_Data provided_
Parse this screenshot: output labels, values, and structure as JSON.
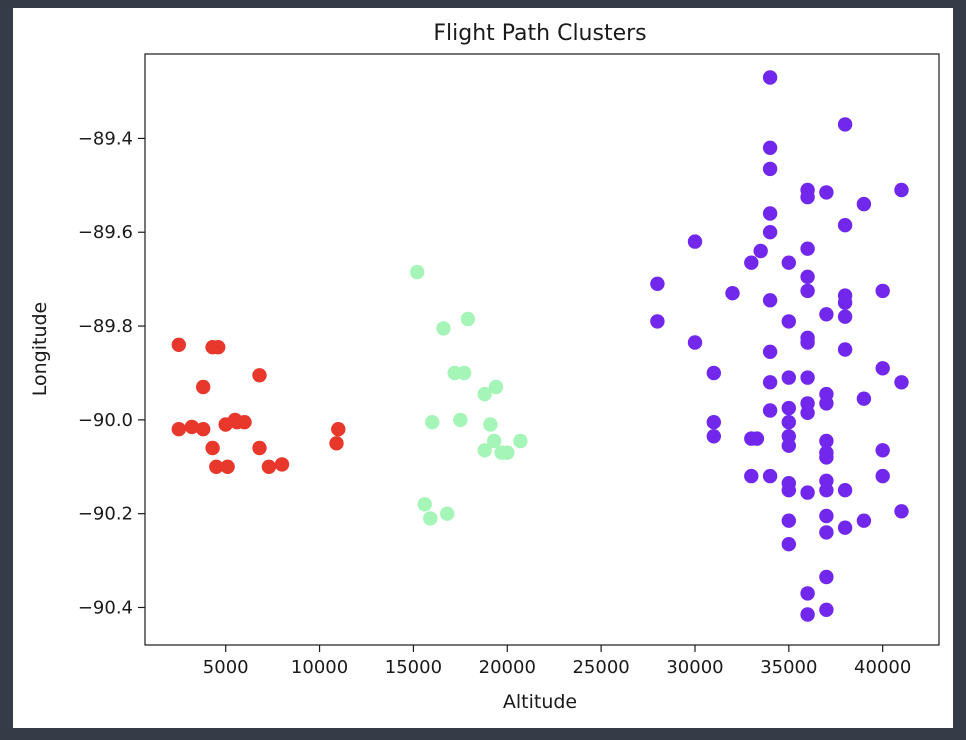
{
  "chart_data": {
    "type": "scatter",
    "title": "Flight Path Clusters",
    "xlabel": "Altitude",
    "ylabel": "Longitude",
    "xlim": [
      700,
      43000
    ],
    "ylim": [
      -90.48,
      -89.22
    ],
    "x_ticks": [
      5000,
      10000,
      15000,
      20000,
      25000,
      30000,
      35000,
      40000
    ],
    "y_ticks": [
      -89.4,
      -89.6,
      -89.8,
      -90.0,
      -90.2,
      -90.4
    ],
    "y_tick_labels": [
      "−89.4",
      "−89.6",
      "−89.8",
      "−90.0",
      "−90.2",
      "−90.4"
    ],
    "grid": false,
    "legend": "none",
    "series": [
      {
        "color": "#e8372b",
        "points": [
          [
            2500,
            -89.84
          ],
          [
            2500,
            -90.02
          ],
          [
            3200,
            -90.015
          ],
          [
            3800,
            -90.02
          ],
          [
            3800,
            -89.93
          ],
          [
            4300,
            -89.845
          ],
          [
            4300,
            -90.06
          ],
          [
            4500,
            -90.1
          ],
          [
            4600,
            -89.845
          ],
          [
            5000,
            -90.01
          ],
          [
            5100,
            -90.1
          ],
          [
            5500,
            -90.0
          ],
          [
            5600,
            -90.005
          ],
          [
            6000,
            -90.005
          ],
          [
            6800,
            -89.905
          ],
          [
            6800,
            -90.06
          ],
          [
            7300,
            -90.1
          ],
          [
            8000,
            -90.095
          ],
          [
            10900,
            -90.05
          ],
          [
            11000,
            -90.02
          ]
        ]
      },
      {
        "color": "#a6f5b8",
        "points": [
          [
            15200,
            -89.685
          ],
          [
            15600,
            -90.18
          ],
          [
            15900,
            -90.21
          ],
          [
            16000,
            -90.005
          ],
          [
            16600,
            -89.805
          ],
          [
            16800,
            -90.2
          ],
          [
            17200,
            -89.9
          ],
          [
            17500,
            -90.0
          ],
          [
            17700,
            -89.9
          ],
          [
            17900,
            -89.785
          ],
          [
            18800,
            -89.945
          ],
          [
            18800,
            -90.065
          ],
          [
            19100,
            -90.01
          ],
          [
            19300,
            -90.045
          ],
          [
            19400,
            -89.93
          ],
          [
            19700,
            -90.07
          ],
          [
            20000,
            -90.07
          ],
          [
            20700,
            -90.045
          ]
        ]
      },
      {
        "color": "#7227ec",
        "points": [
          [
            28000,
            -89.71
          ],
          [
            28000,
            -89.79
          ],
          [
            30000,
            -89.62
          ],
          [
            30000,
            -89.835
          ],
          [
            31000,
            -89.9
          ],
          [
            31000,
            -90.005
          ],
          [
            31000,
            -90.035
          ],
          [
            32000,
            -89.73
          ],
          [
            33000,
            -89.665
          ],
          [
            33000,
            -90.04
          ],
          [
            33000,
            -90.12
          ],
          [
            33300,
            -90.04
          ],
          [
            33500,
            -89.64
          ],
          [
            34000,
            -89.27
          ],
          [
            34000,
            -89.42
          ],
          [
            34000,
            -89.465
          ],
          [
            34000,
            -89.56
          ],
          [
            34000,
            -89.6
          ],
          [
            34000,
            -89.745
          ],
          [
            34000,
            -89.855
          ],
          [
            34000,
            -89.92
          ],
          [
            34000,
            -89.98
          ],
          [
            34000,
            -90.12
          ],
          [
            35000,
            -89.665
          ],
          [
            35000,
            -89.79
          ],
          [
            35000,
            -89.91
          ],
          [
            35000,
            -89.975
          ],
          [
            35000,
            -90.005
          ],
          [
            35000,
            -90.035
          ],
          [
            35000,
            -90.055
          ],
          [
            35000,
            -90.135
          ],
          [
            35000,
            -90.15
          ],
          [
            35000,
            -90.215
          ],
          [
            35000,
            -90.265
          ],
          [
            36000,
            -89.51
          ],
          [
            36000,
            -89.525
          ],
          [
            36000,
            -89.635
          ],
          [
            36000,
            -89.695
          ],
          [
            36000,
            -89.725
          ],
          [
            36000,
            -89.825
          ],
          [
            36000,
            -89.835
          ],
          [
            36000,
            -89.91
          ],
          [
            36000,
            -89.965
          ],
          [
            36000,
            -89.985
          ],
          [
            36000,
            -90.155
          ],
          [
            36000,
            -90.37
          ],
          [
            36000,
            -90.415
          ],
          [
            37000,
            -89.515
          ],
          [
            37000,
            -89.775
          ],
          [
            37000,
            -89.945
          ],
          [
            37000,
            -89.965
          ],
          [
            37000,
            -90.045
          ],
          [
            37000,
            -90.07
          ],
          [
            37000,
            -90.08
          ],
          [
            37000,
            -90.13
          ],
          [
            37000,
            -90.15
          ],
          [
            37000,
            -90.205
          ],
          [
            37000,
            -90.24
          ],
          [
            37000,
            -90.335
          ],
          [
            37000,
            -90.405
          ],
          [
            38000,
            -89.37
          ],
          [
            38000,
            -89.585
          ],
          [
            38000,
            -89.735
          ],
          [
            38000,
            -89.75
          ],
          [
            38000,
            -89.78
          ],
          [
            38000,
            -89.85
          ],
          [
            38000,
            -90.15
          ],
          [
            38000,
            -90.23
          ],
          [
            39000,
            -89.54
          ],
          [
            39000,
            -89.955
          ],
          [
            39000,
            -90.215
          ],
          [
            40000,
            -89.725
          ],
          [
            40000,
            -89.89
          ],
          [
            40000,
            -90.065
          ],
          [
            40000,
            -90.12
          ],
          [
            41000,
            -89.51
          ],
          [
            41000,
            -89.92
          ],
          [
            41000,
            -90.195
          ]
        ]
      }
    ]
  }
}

_What is needed_
Look through the data above. Each line containing the word "color" needs to be copied.

_Final answer_
        "color": "#e8372b",
        "color": "#a6f5b8",
        "color": "#7227ec",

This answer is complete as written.